Aim of the task: Pick out each line containing the string "this" and copy it.

::::

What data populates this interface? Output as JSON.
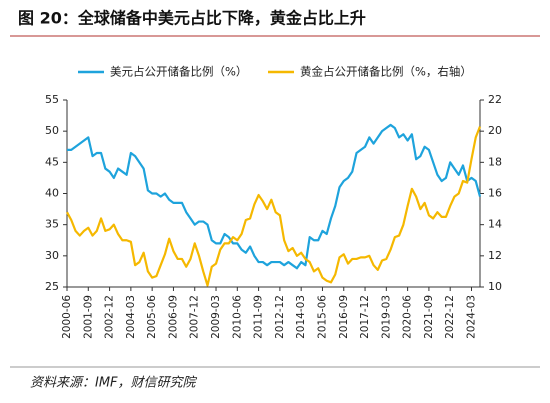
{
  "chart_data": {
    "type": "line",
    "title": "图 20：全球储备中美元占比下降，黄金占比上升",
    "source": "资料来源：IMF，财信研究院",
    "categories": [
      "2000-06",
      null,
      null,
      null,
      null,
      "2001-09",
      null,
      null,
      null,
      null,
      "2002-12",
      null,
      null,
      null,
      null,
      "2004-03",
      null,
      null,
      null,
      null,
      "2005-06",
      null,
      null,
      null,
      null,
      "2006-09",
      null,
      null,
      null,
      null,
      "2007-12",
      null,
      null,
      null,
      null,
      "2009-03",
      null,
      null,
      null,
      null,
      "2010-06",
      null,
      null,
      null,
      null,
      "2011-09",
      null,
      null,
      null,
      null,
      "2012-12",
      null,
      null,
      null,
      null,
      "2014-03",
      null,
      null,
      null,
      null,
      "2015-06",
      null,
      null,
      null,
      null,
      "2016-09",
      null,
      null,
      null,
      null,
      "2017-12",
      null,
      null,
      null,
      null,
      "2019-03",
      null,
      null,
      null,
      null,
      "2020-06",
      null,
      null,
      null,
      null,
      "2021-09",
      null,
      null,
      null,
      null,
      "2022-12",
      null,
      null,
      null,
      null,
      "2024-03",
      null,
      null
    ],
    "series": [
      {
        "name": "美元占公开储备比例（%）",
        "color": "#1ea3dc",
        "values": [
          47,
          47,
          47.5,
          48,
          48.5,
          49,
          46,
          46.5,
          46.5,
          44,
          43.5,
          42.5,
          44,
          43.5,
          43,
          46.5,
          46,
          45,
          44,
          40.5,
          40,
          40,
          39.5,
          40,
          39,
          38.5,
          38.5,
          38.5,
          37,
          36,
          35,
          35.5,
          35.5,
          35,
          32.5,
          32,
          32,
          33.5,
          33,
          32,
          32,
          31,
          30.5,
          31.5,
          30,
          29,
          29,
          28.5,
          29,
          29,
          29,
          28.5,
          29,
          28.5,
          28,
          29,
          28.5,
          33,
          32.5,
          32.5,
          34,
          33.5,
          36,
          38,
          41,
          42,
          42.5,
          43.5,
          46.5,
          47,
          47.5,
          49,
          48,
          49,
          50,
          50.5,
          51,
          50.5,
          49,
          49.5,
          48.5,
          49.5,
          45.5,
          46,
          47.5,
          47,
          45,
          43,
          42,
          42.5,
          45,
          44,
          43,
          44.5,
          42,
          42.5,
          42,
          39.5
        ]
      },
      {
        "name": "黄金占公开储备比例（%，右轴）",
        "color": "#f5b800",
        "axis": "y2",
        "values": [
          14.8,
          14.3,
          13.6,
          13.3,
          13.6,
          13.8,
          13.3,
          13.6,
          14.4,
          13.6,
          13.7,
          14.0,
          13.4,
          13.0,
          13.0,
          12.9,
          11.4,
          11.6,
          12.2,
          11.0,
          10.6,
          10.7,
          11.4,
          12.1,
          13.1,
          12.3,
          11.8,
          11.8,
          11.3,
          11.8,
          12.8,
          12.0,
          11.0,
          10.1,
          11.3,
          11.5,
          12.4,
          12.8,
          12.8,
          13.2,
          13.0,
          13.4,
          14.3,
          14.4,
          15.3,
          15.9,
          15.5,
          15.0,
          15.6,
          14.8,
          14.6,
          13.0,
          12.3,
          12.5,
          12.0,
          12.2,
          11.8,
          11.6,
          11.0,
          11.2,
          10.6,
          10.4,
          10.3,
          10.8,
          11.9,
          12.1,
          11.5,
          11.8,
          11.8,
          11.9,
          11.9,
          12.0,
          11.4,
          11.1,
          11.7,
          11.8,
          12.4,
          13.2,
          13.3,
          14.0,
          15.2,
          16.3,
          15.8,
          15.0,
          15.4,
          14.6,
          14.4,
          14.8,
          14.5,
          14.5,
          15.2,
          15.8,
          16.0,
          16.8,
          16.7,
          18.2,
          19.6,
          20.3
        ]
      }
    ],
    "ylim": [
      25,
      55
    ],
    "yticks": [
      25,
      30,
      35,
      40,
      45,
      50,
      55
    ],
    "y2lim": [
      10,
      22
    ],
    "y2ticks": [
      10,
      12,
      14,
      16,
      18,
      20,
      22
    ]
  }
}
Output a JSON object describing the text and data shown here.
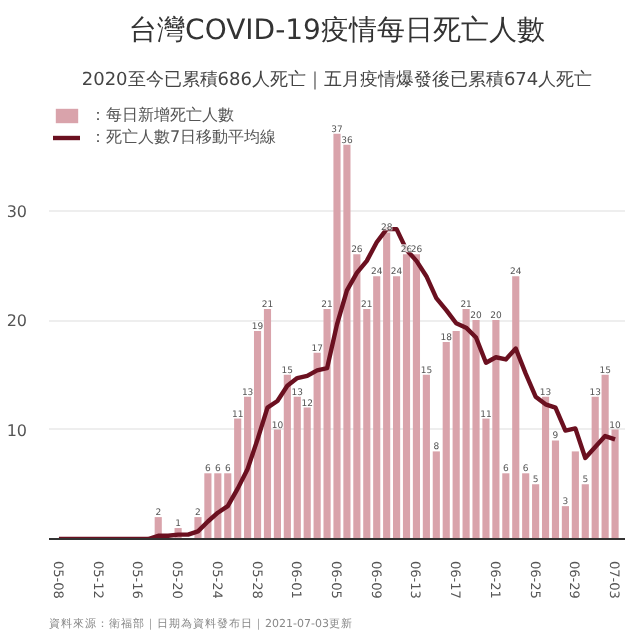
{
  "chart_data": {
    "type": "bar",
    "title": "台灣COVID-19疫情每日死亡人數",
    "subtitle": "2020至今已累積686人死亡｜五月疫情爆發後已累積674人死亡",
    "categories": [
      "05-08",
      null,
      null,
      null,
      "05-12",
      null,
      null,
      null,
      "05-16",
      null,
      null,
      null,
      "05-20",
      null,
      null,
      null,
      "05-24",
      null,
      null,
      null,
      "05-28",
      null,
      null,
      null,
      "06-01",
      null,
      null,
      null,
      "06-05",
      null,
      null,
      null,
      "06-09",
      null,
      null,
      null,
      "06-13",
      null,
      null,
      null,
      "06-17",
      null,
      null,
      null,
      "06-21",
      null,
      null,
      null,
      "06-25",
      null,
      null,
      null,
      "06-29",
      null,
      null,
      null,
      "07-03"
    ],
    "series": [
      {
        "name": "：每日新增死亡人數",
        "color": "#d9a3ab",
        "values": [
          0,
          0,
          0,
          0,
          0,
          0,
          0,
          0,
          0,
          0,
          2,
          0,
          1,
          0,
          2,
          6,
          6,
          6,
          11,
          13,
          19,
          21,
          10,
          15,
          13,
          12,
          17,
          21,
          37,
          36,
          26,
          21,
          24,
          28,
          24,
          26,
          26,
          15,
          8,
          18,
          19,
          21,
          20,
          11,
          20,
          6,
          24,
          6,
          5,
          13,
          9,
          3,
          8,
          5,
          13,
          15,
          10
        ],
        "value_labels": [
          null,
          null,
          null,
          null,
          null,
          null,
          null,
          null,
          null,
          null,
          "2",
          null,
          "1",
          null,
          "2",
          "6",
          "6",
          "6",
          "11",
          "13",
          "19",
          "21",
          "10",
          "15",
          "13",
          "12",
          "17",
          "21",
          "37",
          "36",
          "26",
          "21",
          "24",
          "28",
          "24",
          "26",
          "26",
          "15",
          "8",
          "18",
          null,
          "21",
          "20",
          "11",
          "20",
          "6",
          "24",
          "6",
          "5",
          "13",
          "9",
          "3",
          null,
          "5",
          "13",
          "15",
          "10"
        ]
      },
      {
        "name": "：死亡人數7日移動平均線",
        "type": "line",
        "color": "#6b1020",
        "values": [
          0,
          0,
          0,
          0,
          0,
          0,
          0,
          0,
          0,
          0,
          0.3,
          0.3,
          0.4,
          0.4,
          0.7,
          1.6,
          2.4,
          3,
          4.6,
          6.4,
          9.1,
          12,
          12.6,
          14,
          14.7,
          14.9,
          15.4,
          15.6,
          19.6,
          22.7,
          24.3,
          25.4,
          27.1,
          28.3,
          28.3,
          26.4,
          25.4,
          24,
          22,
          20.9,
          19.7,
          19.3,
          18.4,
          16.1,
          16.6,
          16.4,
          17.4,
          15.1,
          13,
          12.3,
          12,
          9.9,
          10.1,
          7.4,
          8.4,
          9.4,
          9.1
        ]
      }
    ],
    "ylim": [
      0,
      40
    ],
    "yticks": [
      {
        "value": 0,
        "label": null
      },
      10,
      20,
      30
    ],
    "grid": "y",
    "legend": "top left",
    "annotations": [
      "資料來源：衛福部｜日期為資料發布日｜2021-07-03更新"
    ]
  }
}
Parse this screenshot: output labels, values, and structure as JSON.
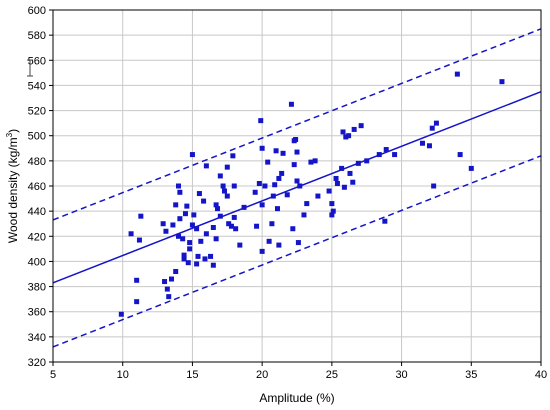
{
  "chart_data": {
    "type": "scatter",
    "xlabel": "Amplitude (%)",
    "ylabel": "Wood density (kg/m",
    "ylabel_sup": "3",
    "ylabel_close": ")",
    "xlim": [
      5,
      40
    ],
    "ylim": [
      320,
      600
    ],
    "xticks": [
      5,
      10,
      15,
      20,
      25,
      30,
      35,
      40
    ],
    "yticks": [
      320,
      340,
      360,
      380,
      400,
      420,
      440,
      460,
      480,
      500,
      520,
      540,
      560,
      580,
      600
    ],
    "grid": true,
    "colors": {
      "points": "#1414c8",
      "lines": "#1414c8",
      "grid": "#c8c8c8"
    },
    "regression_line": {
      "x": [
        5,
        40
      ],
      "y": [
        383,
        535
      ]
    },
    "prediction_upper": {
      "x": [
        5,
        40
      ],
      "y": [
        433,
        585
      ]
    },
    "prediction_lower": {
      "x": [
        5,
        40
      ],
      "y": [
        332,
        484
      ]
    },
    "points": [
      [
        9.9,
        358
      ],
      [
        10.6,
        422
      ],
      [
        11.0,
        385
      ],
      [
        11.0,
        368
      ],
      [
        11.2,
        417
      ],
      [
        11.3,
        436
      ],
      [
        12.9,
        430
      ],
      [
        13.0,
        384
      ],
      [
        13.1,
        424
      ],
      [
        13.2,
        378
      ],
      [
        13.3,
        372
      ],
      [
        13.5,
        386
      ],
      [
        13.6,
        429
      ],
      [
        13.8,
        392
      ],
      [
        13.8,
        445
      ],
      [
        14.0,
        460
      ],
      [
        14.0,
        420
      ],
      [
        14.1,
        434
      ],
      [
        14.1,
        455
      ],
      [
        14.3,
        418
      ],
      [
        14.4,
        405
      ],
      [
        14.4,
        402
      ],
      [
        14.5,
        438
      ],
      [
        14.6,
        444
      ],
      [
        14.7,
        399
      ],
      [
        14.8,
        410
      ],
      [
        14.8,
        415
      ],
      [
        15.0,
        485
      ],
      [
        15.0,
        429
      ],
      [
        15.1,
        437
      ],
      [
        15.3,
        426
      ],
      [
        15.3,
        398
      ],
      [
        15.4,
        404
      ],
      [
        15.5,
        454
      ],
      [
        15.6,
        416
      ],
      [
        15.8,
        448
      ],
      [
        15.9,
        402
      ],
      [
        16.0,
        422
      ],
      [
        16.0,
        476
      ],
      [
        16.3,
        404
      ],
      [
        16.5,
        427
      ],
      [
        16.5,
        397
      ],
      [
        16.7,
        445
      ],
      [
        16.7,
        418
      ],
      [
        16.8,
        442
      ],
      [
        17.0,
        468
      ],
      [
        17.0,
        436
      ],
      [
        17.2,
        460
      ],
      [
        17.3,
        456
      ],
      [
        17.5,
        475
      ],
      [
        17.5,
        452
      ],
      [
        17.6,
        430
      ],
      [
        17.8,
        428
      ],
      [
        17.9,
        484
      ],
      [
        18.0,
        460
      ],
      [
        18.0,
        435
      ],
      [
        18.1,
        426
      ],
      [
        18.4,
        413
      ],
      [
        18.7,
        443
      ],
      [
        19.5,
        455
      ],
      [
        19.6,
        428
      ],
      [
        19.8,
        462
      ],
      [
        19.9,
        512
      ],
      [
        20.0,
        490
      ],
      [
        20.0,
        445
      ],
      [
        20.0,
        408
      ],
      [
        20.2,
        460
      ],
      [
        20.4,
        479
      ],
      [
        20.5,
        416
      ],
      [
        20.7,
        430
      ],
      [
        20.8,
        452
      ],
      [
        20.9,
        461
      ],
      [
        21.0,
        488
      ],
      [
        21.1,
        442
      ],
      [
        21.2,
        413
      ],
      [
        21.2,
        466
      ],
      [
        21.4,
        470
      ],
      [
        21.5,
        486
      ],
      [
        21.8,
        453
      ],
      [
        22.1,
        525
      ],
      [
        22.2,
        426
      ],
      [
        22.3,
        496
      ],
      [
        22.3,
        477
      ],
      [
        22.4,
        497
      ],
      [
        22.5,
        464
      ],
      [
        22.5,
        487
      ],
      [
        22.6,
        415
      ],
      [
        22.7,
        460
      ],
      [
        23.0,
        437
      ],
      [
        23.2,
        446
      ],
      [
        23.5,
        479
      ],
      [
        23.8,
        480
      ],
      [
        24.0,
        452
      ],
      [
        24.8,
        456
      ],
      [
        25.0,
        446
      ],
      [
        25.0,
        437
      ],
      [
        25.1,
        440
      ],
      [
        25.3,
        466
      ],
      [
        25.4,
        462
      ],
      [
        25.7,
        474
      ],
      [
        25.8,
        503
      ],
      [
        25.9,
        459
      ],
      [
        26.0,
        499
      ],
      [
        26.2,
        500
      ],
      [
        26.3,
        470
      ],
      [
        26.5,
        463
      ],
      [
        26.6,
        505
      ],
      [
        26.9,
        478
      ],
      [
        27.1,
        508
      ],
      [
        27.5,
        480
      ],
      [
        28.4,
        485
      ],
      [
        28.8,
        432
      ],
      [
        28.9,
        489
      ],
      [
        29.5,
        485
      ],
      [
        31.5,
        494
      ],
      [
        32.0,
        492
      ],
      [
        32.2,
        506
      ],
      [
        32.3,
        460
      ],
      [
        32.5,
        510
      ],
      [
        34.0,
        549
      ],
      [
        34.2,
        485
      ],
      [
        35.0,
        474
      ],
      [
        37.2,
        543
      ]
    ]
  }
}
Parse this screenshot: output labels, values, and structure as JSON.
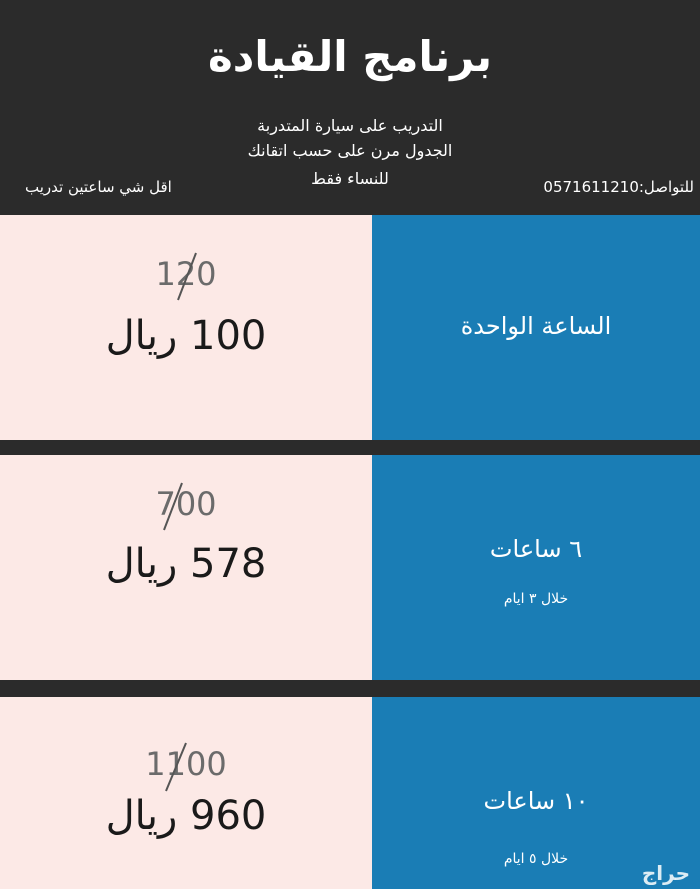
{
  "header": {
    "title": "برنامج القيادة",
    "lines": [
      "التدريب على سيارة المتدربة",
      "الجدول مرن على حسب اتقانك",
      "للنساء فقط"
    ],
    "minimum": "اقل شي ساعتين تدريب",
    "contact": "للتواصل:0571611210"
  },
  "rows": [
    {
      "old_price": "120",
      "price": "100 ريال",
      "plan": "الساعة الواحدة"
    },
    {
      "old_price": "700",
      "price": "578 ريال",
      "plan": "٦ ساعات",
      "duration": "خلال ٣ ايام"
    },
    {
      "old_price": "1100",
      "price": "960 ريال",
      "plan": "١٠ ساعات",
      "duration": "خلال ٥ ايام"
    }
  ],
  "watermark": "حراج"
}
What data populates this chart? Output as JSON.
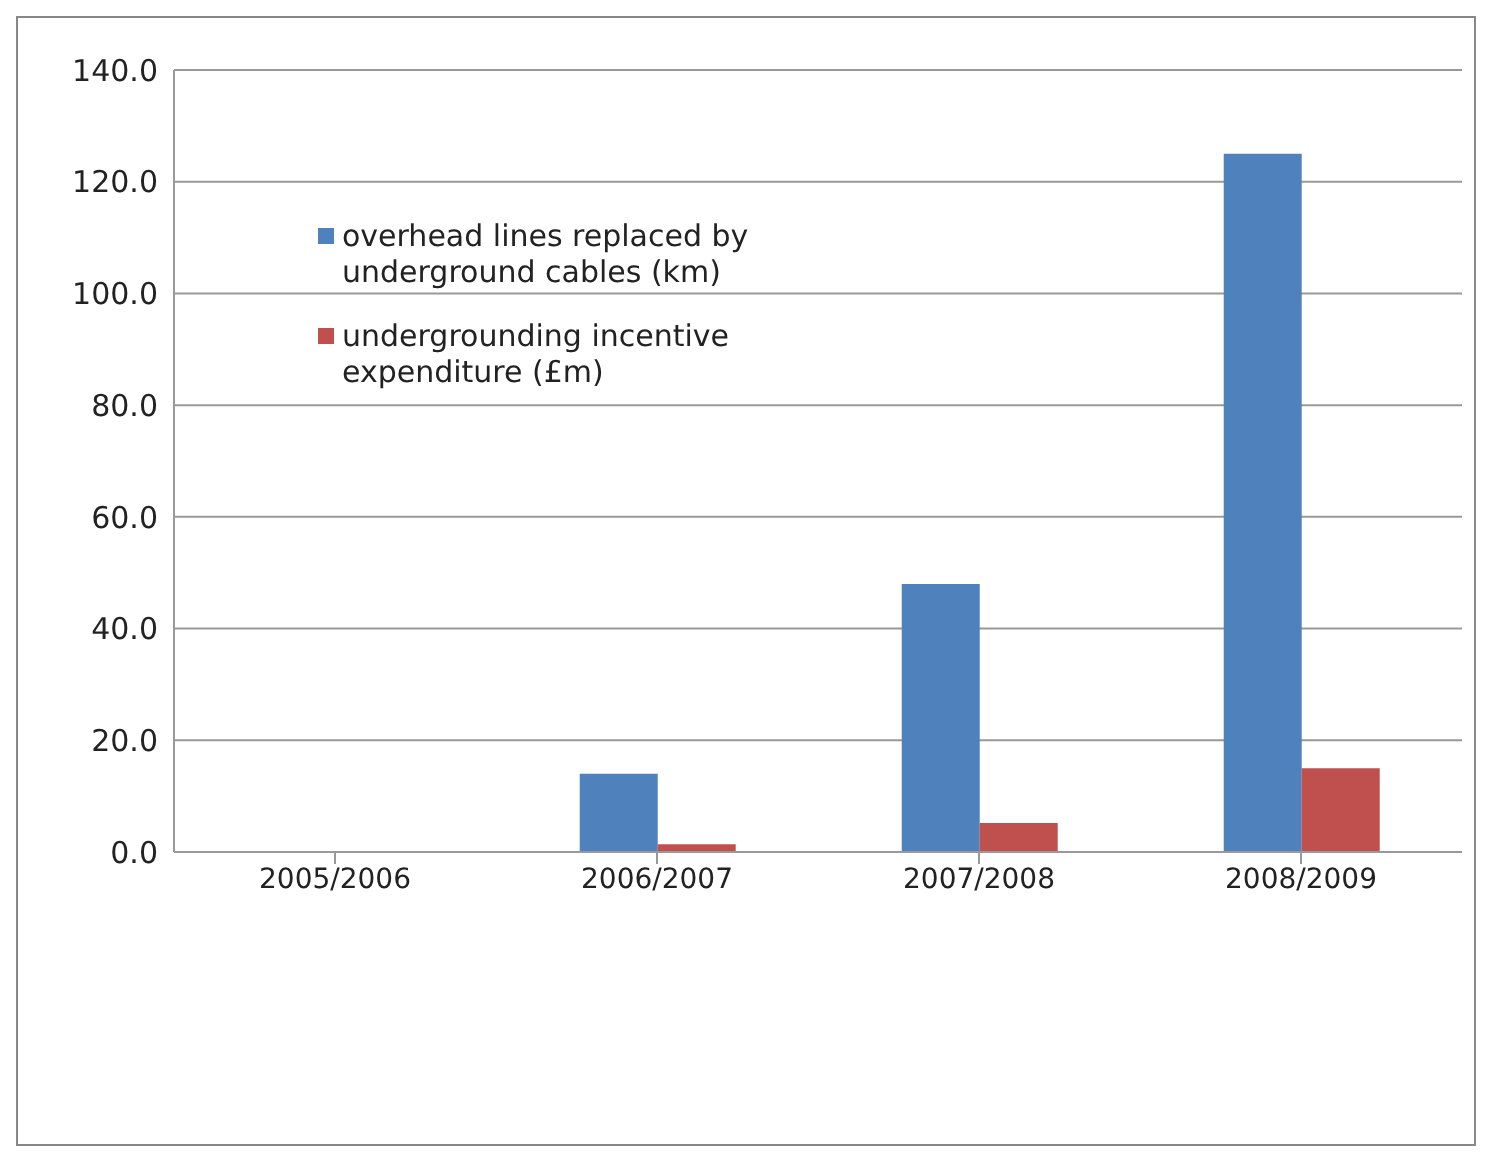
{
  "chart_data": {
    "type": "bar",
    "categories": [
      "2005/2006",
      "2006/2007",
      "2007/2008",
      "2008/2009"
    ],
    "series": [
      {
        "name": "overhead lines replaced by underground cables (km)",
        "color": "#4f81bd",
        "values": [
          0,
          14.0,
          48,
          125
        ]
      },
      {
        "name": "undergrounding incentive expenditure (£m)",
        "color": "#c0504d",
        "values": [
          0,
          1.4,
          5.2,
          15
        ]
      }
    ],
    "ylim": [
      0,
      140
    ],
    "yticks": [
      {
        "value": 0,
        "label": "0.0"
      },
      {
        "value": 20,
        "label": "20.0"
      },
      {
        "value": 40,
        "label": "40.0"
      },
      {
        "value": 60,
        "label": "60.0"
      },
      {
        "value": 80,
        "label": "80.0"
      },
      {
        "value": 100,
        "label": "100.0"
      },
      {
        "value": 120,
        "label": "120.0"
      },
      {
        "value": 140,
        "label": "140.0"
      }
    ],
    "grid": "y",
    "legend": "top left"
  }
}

::::

Answer to the problem:
What data populates this interface? Output as JSON.
Parse this screenshot: output labels, values, and structure as JSON.
Parse this screenshot: output labels, values, and structure as JSON.
What data populates this chart? Output as JSON.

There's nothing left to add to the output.